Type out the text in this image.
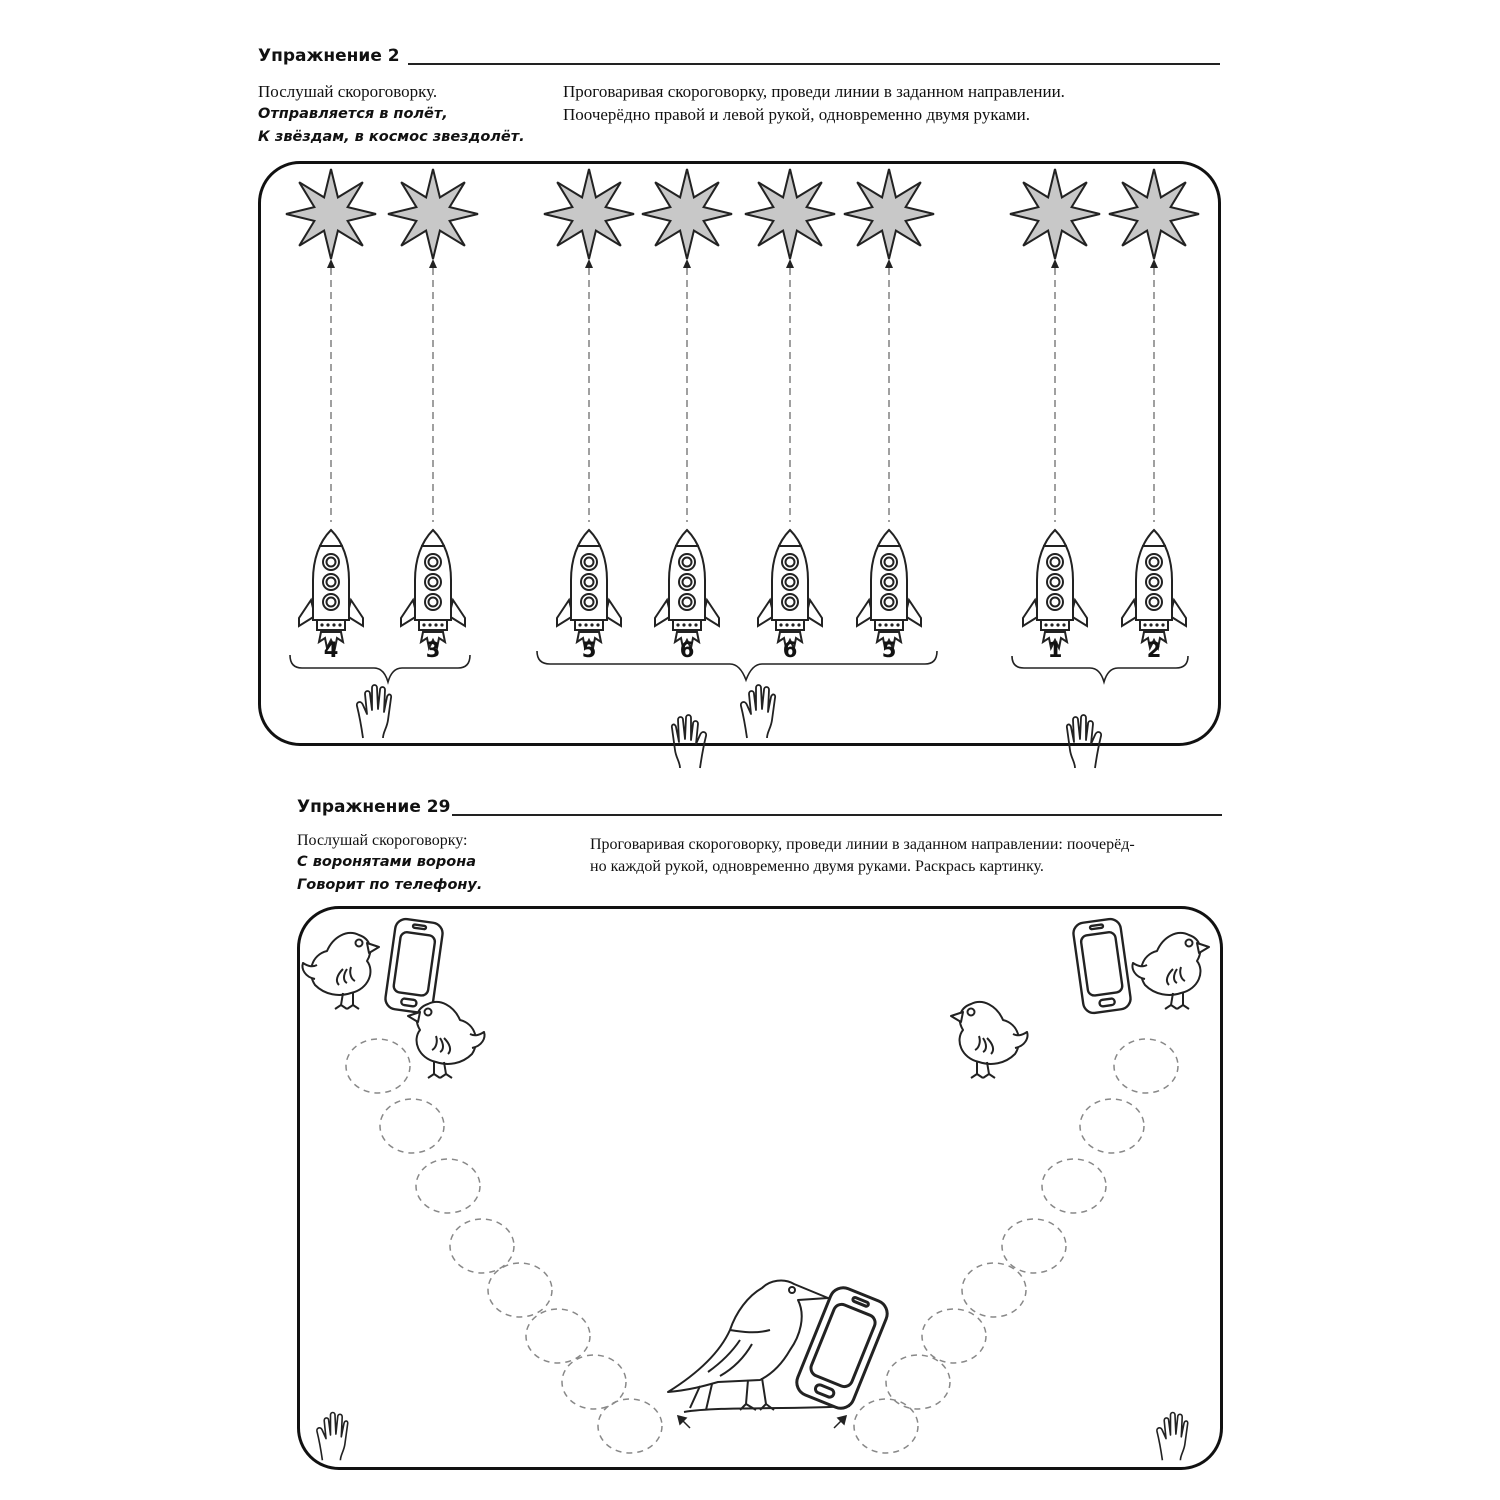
Упражнение 2
Послушай скороговорку.
Отправляется в полёт,
К звёздам, в космос звездолёт.
Проговаривая скороговорку, проведи линии в заданном направлении.
Поочерёдно правой и левой рукой, одновременно двумя руками.
4	3	5	6	6	5	1	2
Упражнение 29
Послушай скороговорку:
С воронятами ворона
Говорит по телефону.
Проговаривая скороговорку, проведи линии в заданном направлении: поочерёд-
но каждой рукой, одновременно двумя руками. Раскрась картинку.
______
Request: Transcribe every entry word for word, but omit the pictures.

Complete response:
Type out the text in this image.
Упражнение 2
Послушай скороговорку.
Отправляется в полёт,
К звёздам, в космос звездолёт.
Проговаривая скороговорку, проведи линии в заданном направлении.
Поочерёдно правой и левой рукой, одновременно двумя руками.
4	3	5	6	6	5	1	2
Упражнение 29
Послушай скороговорку:
С воронятами ворона
Говорит по телефону.
Проговаривая скороговорку, проведи линии в заданном направлении: поочерёд-
но каждой рукой, одновременно двумя руками. Раскрась картинку.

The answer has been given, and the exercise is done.